++++ Supplied entries ++++

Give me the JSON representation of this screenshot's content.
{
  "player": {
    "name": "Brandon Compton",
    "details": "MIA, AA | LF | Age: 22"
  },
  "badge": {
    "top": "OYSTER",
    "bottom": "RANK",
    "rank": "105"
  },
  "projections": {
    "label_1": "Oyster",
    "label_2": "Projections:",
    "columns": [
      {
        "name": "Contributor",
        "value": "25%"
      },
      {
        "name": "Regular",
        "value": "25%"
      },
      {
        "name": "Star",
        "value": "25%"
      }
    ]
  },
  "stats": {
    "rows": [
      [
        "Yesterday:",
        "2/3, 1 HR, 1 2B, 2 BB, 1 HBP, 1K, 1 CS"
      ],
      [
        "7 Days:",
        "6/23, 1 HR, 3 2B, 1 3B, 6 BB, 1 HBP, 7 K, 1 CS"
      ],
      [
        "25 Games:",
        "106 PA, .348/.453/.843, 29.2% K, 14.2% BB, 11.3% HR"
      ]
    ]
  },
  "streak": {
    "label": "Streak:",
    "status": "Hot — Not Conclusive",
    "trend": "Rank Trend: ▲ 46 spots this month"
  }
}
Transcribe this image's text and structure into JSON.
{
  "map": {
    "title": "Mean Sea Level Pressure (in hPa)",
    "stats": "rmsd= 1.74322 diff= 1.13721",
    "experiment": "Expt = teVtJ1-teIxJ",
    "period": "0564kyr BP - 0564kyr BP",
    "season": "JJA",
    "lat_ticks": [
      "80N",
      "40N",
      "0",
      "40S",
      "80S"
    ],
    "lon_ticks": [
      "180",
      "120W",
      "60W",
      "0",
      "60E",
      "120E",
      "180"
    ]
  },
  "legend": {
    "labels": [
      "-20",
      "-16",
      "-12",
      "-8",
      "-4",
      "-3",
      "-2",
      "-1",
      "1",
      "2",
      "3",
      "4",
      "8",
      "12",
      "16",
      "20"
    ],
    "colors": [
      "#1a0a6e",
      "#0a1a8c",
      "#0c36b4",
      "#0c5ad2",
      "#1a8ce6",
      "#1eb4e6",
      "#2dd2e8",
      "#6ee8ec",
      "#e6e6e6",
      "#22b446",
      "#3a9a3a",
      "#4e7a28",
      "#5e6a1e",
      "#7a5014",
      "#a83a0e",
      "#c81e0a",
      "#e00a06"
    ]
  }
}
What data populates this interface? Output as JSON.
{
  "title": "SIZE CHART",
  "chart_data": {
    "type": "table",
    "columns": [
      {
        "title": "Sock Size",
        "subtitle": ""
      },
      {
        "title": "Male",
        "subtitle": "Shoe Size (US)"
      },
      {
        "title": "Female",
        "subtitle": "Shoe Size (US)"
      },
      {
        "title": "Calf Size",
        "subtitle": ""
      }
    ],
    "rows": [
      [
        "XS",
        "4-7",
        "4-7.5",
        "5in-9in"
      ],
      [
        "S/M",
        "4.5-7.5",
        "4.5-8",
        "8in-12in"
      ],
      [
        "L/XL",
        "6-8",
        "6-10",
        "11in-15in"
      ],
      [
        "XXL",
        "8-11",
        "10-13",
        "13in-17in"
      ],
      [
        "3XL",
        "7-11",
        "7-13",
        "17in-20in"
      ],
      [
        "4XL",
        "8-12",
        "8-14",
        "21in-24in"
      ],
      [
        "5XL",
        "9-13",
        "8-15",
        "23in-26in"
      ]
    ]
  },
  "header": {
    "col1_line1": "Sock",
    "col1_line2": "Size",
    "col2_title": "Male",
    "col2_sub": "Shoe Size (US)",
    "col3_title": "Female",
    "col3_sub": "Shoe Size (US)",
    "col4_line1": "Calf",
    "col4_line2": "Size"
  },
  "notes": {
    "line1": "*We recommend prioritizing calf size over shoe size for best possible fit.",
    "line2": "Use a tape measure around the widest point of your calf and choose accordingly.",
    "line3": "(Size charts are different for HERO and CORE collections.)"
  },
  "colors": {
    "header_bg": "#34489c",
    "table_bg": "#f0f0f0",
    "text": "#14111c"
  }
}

++++

Stated problem |
Each record must be returned exactly as it is written.

Written solution |
Give me the JSON representation of this screenshot's content.
{
  "player": {
    "name": "Brandon Compton",
    "details": "MIA, AA | LF | Age: 22"
  },
  "badge": {
    "top": "OYSTER",
    "bottom": "RANK",
    "rank": "105"
  },
  "projections": {
    "label_1": "Oyster",
    "label_2": "Projections:",
    "columns": [
      {
        "name": "Contributor",
        "value": "25%"
      },
      {
        "name": "Regular",
        "value": "25%"
      },
      {
        "name": "Star",
        "value": "25%"
      }
    ]
  },
  "stats": {
    "rows": [
      [
        "Yesterday:",
        "2/3, 1 HR, 1 2B, 2 BB, 1 HBP, 1K, 1 CS"
      ],
      [
        "7 Days:",
        "6/23, 1 HR, 3 2B, 1 3B, 6 BB, 1 HBP, 7 K, 1 CS"
      ],
      [
        "25 Games:",
        "106 PA, .348/.453/.843, 29.2% K, 14.2% BB, 11.3% HR"
      ]
    ]
  },
  "streak": {
    "label": "Streak:",
    "status": "Hot — Not Conclusive",
    "trend": "Rank Trend: ▲ 46 spots this month"
  }
}
Transcribe this image's text and structure into JSON.
{
  "map": {
    "title": "Mean Sea Level Pressure (in hPa)",
    "stats": "rmsd= 1.74322 diff= 1.13721",
    "experiment": "Expt = teVtJ1-teIxJ",
    "period": "0564kyr BP - 0564kyr BP",
    "season": "JJA",
    "lat_ticks": [
      "80N",
      "40N",
      "0",
      "40S",
      "80S"
    ],
    "lon_ticks": [
      "180",
      "120W",
      "60W",
      "0",
      "60E",
      "120E",
      "180"
    ]
  },
  "legend": {
    "labels": [
      "-20",
      "-16",
      "-12",
      "-8",
      "-4",
      "-3",
      "-2",
      "-1",
      "1",
      "2",
      "3",
      "4",
      "8",
      "12",
      "16",
      "20"
    ],
    "colors": [
      "#1a0a6e",
      "#0a1a8c",
      "#0c36b4",
      "#0c5ad2",
      "#1a8ce6",
      "#1eb4e6",
      "#2dd2e8",
      "#6ee8ec",
      "#e6e6e6",
      "#22b446",
      "#3a9a3a",
      "#4e7a28",
      "#5e6a1e",
      "#7a5014",
      "#a83a0e",
      "#c81e0a",
      "#e00a06"
    ]
  }
}
What data populates this interface? Output as JSON.
{
  "title": "SIZE CHART",
  "chart_data": {
    "type": "table",
    "columns": [
      {
        "title": "Sock Size",
        "subtitle": ""
      },
      {
        "title": "Male",
        "subtitle": "Shoe Size (US)"
      },
      {
        "title": "Female",
        "subtitle": "Shoe Size (US)"
      },
      {
        "title": "Calf Size",
        "subtitle": ""
      }
    ],
    "rows": [
      [
        "XS",
        "4-7",
        "4-7.5",
        "5in-9in"
      ],
      [
        "S/M",
        "4.5-7.5",
        "4.5-8",
        "8in-12in"
      ],
      [
        "L/XL",
        "6-8",
        "6-10",
        "11in-15in"
      ],
      [
        "XXL",
        "8-11",
        "10-13",
        "13in-17in"
      ],
      [
        "3XL",
        "7-11",
        "7-13",
        "17in-20in"
      ],
      [
        "4XL",
        "8-12",
        "8-14",
        "21in-24in"
      ],
      [
        "5XL",
        "9-13",
        "8-15",
        "23in-26in"
      ]
    ]
  },
  "header": {
    "col1_line1": "Sock",
    "col1_line2": "Size",
    "col2_title": "Male",
    "col2_sub": "Shoe Size (US)",
    "col3_title": "Female",
    "col3_sub": "Shoe Size (US)",
    "col4_line1": "Calf",
    "col4_line2": "Size"
  },
  "notes": {
    "line1": "*We recommend prioritizing calf size over shoe size for best possible fit.",
    "line2": "Use a tape measure around the widest point of your calf and choose accordingly.",
    "line3": "(Size charts are different for HERO and CORE collections.)"
  },
  "colors": {
    "header_bg": "#34489c",
    "table_bg": "#f0f0f0",
    "text": "#14111c"
  }
}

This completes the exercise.